Copy each line where the word "JSON" occurs.

>> BEGIN

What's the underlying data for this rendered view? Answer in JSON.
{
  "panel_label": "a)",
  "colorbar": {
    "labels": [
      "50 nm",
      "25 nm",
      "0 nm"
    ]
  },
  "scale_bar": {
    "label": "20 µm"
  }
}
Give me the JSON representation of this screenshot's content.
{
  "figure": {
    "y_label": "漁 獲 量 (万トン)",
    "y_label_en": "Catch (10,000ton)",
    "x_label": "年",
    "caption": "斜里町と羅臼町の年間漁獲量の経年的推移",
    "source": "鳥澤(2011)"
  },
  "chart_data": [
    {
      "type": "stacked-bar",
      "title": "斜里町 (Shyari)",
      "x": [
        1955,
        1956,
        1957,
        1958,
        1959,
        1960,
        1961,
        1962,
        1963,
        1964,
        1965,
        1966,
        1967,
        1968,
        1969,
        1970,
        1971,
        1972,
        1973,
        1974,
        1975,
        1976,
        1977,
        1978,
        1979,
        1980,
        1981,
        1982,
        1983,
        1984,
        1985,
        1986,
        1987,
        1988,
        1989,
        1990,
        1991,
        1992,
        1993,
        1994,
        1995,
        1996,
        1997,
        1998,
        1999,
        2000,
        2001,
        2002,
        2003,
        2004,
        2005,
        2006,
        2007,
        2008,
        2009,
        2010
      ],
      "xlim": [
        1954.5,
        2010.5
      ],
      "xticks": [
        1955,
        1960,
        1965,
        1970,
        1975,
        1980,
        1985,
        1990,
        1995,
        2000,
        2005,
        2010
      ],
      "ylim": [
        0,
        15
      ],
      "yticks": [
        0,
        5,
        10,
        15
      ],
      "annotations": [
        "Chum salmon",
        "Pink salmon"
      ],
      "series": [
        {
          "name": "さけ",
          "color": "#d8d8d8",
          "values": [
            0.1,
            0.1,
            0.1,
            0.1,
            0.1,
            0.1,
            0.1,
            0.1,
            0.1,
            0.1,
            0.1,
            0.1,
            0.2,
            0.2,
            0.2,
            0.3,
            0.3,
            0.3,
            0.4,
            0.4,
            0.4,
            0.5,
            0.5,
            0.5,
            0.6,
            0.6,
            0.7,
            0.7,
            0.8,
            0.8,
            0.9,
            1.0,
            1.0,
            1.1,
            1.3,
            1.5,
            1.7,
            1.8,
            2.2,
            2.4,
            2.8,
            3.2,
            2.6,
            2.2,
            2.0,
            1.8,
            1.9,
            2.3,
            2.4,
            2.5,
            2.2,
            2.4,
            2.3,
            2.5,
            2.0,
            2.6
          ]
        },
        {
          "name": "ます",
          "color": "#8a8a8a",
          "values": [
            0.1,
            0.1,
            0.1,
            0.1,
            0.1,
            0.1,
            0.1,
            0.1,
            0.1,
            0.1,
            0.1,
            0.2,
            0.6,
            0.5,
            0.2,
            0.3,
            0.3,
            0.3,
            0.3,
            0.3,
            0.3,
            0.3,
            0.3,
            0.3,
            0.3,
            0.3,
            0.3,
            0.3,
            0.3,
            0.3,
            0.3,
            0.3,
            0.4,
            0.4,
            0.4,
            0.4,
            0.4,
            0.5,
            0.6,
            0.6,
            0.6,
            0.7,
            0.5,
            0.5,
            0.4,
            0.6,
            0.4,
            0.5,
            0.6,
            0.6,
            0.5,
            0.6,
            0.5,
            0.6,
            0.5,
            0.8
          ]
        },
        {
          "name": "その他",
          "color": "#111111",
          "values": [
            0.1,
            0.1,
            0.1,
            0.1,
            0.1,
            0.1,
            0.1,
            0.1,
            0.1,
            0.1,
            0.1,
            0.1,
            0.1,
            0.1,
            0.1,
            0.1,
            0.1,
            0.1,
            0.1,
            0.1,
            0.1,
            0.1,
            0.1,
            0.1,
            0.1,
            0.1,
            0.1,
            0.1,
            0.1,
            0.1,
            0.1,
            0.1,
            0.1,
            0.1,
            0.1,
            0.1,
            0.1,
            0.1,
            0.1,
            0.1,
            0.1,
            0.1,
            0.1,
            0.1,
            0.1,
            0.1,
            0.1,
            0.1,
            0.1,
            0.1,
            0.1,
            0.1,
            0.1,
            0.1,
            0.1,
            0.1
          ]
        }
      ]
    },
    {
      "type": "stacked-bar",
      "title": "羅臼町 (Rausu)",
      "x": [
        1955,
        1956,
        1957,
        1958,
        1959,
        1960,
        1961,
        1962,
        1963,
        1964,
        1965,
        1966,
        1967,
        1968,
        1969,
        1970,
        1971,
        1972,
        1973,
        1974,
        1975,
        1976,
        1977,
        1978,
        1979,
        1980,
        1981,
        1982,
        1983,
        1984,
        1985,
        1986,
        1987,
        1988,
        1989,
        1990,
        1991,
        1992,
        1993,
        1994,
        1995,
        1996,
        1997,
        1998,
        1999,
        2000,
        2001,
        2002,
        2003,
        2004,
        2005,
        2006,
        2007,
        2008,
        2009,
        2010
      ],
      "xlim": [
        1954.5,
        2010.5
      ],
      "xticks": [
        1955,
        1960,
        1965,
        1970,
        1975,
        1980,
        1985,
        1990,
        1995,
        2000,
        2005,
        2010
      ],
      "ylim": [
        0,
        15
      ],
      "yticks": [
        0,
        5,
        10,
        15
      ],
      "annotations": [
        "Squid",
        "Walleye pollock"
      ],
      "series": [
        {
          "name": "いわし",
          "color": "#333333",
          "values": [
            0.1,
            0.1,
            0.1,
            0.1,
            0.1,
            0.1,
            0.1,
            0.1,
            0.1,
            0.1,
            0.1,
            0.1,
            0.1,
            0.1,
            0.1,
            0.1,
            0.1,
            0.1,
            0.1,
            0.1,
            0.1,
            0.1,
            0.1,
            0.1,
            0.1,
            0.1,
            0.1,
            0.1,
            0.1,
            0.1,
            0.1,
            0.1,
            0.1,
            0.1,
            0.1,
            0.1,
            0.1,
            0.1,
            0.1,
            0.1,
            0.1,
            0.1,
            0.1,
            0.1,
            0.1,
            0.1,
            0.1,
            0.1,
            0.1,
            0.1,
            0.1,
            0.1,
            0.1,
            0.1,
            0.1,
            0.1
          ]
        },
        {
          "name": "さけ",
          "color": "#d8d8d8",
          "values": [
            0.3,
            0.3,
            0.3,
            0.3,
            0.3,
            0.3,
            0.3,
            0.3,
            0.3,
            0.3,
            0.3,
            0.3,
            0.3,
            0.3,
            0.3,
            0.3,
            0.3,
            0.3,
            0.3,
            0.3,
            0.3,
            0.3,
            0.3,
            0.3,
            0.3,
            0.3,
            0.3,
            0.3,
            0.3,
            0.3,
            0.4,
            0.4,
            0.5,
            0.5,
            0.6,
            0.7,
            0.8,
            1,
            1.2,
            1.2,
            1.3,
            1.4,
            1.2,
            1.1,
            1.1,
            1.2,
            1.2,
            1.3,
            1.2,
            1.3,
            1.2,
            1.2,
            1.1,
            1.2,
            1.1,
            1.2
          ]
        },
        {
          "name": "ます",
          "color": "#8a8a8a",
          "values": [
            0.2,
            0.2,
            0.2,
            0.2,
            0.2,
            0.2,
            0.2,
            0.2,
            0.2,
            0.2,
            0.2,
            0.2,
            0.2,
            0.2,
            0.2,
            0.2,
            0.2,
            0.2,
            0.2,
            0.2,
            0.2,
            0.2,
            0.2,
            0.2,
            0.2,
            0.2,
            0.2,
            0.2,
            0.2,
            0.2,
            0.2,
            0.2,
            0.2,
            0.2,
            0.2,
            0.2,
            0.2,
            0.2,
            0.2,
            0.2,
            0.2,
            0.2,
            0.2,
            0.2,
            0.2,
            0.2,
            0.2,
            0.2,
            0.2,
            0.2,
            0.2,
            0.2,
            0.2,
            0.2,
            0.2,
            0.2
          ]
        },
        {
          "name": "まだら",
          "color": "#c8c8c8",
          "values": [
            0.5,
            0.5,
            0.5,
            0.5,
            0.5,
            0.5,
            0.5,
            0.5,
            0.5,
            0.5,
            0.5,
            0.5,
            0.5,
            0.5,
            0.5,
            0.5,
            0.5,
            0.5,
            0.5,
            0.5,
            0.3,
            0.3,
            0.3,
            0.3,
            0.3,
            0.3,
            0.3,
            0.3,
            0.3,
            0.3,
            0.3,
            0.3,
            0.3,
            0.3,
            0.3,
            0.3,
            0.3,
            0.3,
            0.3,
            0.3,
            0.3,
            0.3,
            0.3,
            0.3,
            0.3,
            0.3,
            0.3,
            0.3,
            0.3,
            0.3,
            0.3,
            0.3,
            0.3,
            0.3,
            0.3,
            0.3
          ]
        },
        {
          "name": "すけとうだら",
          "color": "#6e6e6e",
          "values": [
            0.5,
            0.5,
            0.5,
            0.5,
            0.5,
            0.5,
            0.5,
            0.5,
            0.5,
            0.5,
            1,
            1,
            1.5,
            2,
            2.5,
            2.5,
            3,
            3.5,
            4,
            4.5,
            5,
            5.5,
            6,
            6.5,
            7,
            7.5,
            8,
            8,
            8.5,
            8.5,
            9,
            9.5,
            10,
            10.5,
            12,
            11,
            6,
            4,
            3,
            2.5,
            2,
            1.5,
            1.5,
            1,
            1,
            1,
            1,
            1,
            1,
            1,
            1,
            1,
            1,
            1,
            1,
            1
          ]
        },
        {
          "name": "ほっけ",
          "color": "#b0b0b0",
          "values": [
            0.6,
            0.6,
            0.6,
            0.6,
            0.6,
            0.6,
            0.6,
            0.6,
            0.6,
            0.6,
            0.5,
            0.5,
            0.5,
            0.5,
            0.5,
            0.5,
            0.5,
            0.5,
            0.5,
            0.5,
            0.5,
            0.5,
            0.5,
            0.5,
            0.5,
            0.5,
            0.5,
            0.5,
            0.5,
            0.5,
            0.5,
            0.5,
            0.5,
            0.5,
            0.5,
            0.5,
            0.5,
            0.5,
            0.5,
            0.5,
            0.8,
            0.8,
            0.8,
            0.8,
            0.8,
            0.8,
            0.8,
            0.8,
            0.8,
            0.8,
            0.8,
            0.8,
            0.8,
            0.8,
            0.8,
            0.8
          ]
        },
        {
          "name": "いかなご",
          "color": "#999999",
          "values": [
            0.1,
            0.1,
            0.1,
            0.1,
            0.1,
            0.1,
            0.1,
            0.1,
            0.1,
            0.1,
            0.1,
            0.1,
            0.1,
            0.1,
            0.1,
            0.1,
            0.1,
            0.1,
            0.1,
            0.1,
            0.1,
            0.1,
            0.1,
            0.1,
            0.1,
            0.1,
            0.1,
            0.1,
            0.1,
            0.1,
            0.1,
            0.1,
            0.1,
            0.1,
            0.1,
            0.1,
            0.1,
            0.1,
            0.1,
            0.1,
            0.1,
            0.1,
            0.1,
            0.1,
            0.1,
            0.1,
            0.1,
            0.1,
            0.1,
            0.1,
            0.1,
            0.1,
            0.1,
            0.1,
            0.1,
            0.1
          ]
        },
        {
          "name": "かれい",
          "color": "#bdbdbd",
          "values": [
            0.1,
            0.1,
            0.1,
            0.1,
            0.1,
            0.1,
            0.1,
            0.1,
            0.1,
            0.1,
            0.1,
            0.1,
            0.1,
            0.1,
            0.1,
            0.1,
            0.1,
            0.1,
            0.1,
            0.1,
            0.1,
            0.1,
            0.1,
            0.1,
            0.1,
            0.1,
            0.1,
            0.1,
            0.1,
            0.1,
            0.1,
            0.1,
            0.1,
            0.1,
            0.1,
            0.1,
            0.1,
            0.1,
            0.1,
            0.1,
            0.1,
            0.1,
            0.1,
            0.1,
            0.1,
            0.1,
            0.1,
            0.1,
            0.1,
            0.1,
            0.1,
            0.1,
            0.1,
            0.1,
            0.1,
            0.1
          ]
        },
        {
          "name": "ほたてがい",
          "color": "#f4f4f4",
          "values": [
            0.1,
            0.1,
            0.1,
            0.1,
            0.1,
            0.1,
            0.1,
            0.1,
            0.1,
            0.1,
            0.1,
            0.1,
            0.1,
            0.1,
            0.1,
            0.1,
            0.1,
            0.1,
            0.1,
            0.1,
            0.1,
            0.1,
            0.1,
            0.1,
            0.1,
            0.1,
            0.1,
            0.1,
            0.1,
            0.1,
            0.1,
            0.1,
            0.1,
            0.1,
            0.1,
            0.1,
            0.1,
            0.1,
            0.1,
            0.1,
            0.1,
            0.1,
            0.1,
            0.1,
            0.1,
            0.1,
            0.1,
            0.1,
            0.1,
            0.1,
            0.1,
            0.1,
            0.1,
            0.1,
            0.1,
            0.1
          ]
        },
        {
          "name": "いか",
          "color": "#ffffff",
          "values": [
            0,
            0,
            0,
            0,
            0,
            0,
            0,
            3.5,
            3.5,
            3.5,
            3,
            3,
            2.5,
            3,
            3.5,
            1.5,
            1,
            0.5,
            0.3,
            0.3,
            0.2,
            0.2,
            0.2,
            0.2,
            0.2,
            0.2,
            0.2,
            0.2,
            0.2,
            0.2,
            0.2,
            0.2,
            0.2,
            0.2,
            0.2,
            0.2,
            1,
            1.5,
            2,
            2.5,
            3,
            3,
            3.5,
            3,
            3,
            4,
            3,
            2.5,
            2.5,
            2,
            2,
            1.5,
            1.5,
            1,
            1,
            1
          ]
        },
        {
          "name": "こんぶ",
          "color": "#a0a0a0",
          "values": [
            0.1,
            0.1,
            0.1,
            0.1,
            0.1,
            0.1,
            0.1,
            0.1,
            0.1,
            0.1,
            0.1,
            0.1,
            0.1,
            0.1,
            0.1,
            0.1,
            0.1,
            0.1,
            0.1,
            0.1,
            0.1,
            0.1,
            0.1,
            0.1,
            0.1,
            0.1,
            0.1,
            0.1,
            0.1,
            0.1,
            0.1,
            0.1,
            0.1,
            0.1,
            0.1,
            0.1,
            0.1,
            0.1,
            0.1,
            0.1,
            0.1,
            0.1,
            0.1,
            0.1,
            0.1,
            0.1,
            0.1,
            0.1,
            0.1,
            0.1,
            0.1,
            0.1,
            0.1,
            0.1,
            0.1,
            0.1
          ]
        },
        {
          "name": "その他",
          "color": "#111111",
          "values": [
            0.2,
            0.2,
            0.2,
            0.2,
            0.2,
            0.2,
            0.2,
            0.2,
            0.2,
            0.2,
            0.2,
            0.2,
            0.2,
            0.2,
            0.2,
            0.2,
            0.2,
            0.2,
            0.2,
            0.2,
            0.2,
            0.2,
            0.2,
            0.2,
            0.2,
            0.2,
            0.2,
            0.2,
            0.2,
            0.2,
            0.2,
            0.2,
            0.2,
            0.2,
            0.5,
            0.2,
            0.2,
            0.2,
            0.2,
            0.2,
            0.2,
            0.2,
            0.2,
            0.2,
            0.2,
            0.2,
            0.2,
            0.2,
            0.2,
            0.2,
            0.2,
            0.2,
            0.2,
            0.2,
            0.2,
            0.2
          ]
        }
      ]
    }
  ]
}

>> END

Task answer —
What's the underlying data for this rendered view? Answer in JSON.
Give me the JSON representation of this screenshot's content.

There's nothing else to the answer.